Keep every line where the word "marker" appears; drop the rest.

================================

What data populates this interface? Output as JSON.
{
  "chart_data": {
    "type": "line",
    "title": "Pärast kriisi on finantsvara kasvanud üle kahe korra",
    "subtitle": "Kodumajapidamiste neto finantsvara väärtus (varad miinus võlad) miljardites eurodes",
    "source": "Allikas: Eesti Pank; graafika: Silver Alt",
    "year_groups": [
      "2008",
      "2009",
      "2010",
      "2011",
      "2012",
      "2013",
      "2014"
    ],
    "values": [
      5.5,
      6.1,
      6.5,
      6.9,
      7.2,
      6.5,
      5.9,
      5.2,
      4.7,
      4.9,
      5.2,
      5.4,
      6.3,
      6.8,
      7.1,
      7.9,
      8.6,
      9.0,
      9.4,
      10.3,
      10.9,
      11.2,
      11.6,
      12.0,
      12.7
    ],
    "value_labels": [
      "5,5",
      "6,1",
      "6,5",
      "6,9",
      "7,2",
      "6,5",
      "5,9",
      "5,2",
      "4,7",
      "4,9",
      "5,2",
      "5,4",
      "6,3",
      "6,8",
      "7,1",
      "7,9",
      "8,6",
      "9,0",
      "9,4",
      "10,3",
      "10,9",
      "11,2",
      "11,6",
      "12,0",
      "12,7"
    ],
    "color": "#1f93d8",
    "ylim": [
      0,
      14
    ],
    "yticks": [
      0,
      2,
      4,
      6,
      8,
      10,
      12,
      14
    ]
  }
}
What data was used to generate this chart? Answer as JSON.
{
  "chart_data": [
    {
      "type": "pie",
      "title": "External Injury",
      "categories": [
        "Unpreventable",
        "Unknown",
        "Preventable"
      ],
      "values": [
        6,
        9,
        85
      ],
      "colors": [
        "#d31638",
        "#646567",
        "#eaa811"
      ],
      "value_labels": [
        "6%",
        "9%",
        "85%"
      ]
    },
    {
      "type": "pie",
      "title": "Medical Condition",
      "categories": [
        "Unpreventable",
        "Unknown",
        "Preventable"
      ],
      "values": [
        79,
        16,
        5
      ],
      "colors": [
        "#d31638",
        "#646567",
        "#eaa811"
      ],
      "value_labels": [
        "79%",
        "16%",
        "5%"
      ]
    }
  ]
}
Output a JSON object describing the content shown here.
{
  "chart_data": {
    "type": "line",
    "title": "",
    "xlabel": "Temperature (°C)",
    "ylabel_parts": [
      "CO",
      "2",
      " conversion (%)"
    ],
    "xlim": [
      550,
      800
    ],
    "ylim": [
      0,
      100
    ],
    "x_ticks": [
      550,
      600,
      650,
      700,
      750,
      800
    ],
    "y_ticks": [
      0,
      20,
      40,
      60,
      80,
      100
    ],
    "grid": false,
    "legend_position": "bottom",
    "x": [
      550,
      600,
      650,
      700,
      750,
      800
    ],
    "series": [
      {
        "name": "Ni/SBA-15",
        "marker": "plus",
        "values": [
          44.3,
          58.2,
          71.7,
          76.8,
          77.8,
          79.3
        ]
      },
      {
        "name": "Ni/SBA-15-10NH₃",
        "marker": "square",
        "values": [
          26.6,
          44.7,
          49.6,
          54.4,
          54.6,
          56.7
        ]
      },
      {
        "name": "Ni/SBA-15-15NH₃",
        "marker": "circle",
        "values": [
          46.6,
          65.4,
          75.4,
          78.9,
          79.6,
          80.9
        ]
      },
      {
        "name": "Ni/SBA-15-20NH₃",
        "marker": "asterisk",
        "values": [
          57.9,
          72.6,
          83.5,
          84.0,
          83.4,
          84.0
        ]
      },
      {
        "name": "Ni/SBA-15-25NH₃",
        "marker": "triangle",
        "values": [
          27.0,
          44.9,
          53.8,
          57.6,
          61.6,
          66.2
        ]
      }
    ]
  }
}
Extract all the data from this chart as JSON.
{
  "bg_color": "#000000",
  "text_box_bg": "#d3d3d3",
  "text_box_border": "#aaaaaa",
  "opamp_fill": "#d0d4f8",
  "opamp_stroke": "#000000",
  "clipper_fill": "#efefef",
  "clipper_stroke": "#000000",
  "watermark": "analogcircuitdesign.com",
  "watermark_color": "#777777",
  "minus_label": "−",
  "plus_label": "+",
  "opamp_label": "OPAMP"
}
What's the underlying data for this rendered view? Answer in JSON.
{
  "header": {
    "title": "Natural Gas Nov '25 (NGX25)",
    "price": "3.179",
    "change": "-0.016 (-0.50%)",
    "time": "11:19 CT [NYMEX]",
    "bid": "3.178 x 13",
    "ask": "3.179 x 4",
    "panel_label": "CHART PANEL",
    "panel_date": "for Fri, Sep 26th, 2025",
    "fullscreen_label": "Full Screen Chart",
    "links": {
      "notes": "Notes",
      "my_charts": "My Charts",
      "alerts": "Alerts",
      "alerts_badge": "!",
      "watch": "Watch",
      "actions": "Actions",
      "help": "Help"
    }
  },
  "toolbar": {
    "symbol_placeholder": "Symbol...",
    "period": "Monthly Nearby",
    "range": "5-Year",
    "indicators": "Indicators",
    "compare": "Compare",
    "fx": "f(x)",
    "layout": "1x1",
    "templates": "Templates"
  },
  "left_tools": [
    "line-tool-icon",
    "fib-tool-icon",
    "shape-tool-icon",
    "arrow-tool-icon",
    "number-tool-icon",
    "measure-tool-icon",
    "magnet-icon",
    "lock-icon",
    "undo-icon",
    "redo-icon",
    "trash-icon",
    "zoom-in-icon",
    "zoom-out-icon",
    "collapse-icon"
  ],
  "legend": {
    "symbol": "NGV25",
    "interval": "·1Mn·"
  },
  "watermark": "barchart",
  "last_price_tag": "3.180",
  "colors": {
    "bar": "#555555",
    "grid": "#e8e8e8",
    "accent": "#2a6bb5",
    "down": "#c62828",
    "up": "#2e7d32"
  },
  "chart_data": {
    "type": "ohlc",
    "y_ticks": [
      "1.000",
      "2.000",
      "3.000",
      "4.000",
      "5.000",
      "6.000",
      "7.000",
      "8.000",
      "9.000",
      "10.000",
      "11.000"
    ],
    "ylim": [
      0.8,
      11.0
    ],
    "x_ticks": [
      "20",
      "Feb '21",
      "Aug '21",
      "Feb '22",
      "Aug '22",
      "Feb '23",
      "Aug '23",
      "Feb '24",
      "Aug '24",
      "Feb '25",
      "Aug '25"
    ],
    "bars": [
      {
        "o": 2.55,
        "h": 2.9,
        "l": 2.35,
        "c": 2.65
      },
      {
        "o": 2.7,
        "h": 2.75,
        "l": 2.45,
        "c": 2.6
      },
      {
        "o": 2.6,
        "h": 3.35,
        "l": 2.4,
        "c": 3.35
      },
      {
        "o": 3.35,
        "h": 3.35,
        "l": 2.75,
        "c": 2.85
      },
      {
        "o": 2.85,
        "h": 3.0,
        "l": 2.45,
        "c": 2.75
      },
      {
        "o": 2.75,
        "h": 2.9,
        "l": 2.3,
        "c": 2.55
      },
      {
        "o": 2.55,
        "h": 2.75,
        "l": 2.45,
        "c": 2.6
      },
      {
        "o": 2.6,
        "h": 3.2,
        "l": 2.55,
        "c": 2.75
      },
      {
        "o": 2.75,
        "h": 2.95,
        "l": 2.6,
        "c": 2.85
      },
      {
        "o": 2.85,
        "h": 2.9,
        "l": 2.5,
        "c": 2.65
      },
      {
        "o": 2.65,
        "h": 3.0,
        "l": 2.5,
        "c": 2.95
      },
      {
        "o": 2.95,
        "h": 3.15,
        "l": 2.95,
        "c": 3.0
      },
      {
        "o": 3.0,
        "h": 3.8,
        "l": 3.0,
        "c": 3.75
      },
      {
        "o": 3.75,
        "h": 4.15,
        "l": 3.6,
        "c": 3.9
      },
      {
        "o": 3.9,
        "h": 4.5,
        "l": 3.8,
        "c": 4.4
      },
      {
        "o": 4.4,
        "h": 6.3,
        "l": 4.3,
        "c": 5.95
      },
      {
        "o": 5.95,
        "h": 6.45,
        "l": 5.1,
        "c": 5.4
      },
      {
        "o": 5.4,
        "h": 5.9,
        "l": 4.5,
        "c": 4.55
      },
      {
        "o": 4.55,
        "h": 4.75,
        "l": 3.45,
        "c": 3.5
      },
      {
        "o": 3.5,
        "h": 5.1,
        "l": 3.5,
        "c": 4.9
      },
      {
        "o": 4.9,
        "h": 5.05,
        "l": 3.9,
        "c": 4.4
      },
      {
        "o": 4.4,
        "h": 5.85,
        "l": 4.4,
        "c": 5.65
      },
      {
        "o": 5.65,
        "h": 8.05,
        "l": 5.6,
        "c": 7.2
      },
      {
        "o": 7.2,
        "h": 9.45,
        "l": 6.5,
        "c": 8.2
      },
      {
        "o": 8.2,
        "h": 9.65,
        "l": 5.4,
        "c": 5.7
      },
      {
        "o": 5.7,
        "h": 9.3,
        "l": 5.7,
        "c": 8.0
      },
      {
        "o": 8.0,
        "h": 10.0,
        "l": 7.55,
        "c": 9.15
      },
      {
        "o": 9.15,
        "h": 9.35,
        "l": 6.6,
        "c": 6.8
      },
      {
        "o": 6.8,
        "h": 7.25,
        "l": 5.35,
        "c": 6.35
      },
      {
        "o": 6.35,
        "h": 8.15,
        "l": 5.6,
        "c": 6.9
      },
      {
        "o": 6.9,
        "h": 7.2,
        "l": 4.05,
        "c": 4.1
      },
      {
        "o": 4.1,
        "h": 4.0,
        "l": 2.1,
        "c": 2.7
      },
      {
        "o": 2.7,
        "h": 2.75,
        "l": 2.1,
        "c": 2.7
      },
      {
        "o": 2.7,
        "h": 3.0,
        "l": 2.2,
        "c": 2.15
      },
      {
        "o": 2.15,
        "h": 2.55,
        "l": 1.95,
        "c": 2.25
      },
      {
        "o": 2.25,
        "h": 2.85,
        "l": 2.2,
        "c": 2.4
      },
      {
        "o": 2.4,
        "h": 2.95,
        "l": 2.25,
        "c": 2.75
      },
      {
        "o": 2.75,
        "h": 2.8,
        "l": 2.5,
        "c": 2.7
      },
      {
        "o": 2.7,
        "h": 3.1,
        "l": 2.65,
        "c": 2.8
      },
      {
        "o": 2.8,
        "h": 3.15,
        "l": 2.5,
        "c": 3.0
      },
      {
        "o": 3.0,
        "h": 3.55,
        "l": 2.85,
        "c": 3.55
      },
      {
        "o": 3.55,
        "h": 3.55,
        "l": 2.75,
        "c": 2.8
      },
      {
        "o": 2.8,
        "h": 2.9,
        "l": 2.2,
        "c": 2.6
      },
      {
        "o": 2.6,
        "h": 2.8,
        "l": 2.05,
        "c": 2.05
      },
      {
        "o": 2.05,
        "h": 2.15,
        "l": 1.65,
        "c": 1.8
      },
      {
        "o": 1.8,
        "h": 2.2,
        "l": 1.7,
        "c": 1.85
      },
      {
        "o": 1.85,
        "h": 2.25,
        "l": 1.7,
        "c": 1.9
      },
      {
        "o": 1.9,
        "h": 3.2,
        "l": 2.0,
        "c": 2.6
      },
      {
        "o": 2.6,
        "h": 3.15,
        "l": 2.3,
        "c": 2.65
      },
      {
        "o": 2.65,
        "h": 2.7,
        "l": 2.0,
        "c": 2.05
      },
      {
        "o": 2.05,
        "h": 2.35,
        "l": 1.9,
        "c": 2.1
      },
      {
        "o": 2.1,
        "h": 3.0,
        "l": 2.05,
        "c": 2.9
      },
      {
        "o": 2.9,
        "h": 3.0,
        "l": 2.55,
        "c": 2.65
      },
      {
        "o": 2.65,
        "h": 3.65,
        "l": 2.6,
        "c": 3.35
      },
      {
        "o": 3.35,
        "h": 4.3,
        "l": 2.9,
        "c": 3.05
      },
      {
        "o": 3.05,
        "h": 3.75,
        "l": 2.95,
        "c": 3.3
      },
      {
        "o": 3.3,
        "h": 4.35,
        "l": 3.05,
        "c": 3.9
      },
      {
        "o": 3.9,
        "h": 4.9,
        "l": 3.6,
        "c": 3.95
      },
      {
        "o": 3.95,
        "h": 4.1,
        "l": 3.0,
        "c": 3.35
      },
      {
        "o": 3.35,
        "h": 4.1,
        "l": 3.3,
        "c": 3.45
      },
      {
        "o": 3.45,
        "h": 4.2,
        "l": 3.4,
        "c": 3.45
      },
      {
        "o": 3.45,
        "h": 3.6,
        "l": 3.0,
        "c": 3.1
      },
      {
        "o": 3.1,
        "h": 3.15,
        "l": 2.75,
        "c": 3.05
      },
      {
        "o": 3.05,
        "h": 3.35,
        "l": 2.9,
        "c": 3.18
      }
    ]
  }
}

================================

● Expected output:
        "marker": "plus",
        "marker": "square",
        "marker": "circle",
        "marker": "asterisk",
        "marker": "triangle",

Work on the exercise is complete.